Start at the line containing "x-tick-label: 2002 [651,433,680,448]" and end with the line containing "x-tick-label: 1996 [44,433,73,448]". Copy that span of the data, substituting "marker-label" for every "event-label" and leaving everything else unchanged.

--- Excerpted data ---

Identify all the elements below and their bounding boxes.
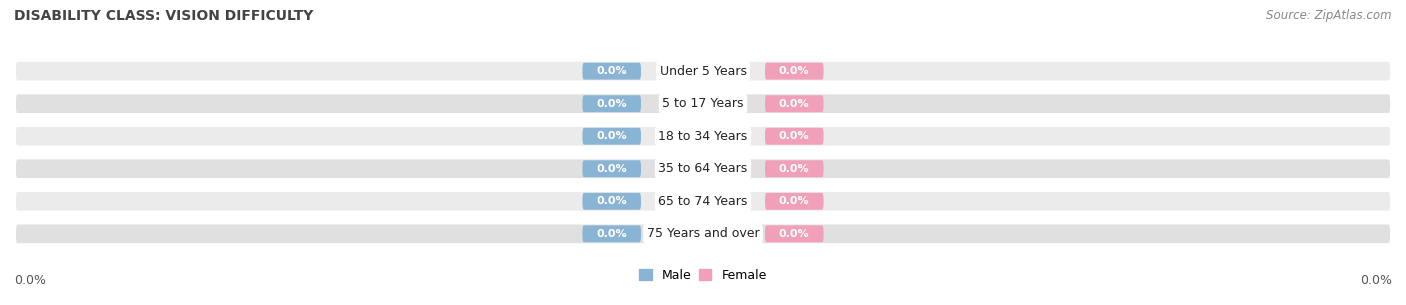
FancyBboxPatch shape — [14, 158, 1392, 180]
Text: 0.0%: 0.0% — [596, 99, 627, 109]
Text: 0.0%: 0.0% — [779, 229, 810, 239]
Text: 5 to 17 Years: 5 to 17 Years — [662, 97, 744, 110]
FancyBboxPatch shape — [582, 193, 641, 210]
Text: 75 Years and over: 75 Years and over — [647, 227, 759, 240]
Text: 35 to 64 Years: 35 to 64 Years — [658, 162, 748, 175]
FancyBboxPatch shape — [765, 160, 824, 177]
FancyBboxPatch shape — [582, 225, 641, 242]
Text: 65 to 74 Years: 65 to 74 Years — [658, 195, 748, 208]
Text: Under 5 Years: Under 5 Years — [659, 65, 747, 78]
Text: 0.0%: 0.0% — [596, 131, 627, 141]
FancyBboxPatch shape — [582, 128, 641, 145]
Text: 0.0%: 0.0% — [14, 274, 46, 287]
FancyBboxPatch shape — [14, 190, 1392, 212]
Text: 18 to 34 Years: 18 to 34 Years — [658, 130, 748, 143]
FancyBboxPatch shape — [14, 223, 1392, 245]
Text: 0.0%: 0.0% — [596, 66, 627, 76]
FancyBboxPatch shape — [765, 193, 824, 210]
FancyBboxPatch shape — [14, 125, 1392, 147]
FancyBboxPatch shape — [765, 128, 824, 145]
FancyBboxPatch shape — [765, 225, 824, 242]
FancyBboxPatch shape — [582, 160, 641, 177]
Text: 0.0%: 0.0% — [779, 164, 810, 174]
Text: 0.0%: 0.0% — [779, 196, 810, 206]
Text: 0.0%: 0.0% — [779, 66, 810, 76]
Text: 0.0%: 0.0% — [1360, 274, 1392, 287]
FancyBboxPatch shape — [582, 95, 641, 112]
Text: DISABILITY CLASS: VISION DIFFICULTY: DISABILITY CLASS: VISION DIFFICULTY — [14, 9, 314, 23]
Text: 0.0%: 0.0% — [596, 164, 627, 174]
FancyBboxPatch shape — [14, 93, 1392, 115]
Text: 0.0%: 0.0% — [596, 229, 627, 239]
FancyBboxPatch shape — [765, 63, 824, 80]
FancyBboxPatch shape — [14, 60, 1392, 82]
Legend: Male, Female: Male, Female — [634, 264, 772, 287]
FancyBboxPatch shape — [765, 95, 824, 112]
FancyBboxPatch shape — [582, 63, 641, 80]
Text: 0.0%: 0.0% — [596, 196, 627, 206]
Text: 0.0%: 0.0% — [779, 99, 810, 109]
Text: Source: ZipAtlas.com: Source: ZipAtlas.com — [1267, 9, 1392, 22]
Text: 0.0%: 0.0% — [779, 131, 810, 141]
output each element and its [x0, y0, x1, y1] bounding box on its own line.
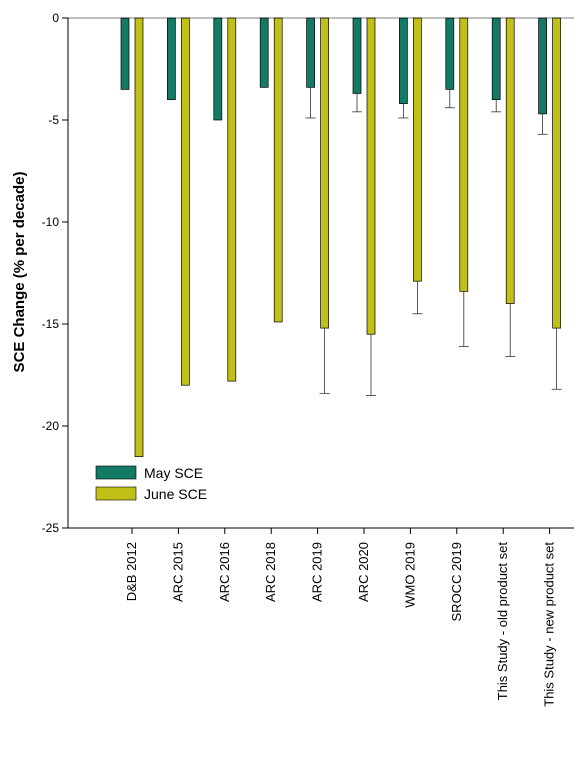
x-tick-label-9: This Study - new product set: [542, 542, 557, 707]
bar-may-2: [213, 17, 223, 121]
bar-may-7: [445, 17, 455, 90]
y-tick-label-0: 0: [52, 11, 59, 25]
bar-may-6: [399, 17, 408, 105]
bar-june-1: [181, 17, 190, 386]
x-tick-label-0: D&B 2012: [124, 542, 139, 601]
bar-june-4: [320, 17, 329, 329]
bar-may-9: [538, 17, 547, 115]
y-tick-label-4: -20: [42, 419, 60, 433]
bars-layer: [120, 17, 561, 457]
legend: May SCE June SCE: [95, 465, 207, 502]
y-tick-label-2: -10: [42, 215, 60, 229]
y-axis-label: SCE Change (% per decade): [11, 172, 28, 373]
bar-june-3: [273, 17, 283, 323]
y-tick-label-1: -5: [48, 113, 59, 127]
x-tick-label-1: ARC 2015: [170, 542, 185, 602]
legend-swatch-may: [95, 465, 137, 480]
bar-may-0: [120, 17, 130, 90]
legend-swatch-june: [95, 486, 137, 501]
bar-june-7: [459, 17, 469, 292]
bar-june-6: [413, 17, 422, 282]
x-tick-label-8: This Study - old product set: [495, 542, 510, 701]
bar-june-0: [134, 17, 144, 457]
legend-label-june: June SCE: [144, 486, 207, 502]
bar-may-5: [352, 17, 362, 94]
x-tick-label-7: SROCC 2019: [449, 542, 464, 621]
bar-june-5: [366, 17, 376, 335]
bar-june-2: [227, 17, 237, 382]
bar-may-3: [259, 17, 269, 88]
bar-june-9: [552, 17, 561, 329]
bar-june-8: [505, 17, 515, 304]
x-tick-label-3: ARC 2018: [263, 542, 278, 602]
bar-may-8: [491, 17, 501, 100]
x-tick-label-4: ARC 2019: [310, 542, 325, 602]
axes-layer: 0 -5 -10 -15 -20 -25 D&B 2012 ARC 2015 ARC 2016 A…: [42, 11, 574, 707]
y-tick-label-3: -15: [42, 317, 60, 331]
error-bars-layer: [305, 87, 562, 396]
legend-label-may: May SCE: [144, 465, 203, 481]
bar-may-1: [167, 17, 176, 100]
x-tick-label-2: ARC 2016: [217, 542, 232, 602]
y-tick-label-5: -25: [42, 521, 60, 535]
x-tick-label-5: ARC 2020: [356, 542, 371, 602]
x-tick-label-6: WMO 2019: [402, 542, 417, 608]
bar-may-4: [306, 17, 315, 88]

---
--- Excerpted data ---

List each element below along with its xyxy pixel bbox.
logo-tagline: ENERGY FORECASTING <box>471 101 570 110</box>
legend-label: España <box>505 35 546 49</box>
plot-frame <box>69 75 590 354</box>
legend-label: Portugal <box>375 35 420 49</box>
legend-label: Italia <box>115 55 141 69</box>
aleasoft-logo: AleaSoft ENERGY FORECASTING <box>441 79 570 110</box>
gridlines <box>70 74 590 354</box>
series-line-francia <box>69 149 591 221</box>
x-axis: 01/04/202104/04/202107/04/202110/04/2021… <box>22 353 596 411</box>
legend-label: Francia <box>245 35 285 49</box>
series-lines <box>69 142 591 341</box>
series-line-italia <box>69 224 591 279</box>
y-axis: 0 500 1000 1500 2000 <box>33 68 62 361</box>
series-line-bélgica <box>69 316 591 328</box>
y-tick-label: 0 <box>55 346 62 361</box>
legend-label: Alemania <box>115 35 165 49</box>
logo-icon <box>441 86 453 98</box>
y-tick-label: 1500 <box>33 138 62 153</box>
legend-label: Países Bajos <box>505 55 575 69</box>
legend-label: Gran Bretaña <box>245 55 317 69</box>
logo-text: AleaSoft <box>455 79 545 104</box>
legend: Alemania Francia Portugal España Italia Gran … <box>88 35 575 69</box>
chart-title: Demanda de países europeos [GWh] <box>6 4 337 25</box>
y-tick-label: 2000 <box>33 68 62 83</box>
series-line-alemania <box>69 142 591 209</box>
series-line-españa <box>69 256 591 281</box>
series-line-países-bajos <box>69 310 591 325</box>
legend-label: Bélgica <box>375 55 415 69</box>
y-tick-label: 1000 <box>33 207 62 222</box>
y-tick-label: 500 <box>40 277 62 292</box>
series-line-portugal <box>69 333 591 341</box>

---
--- Excerpted data ---

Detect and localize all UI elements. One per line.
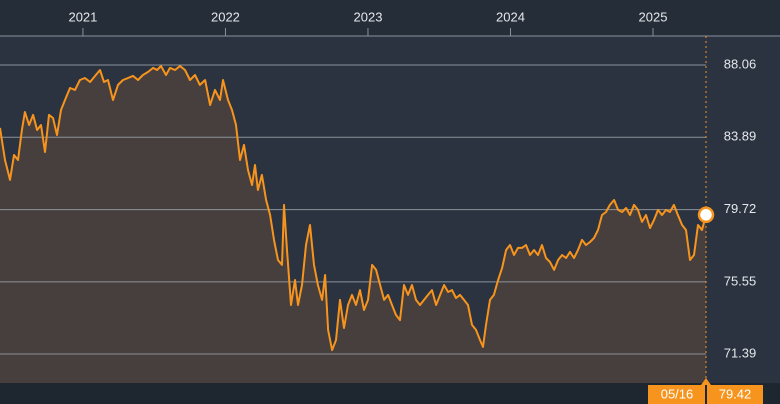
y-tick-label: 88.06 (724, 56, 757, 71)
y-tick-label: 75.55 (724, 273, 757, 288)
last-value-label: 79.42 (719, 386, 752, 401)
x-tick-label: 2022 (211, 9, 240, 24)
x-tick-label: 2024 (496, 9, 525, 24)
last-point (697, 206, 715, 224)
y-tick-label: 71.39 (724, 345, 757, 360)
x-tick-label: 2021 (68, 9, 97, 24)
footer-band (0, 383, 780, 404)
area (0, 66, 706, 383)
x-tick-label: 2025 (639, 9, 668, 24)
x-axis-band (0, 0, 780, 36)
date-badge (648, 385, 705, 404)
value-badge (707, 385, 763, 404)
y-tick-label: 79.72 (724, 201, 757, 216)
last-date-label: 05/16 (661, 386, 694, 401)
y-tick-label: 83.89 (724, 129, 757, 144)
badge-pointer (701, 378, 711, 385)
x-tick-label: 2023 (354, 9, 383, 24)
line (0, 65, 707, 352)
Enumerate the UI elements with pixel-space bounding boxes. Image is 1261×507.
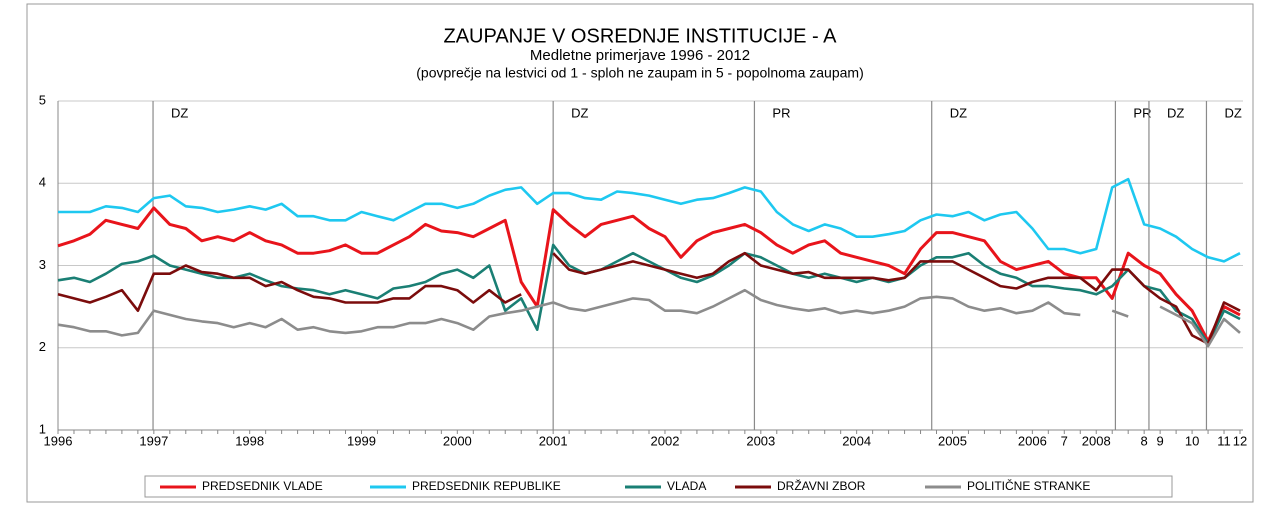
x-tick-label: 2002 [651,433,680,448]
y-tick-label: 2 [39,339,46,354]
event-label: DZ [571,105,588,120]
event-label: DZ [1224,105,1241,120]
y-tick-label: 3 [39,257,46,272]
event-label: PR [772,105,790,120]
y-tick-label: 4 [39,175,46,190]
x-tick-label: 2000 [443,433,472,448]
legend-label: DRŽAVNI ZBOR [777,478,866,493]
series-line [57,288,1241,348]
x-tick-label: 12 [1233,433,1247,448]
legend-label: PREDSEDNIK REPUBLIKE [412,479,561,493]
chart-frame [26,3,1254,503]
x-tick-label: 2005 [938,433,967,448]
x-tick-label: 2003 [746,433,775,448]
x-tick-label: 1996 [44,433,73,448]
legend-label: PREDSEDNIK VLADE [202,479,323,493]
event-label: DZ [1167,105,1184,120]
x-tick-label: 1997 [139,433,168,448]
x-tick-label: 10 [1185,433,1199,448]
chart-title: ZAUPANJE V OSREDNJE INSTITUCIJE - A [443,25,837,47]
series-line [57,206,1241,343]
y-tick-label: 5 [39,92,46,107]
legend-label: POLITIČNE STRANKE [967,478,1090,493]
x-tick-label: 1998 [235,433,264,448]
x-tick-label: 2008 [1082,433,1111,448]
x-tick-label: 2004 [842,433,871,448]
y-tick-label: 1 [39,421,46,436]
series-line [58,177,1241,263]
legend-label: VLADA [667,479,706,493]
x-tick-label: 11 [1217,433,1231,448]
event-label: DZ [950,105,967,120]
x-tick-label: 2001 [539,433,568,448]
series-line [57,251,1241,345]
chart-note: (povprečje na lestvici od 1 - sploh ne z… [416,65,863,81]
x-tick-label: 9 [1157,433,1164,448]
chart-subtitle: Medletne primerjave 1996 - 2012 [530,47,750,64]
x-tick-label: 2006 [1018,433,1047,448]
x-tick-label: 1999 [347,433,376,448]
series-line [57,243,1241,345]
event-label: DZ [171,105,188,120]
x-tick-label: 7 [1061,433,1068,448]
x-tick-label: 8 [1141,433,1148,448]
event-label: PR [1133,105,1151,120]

---

**Solution for this exercise**
x-tick-label: 2002 [651,433,680,448]
y-tick-label: 2 [39,339,46,354]
marker-label: DZ [571,105,588,120]
marker-label: DZ [1224,105,1241,120]
y-tick-label: 3 [39,257,46,272]
marker-label: PR [772,105,790,120]
y-tick-label: 4 [39,175,46,190]
x-tick-label: 2000 [443,433,472,448]
legend-label: DRŽAVNI ZBOR [777,478,866,493]
series-line [57,288,1241,348]
x-tick-label: 12 [1233,433,1247,448]
legend-label: PREDSEDNIK REPUBLIKE [412,479,561,493]
chart-frame [26,3,1254,503]
x-tick-label: 2005 [938,433,967,448]
x-tick-label: 2003 [746,433,775,448]
x-tick-label: 1996 [44,433,73,448]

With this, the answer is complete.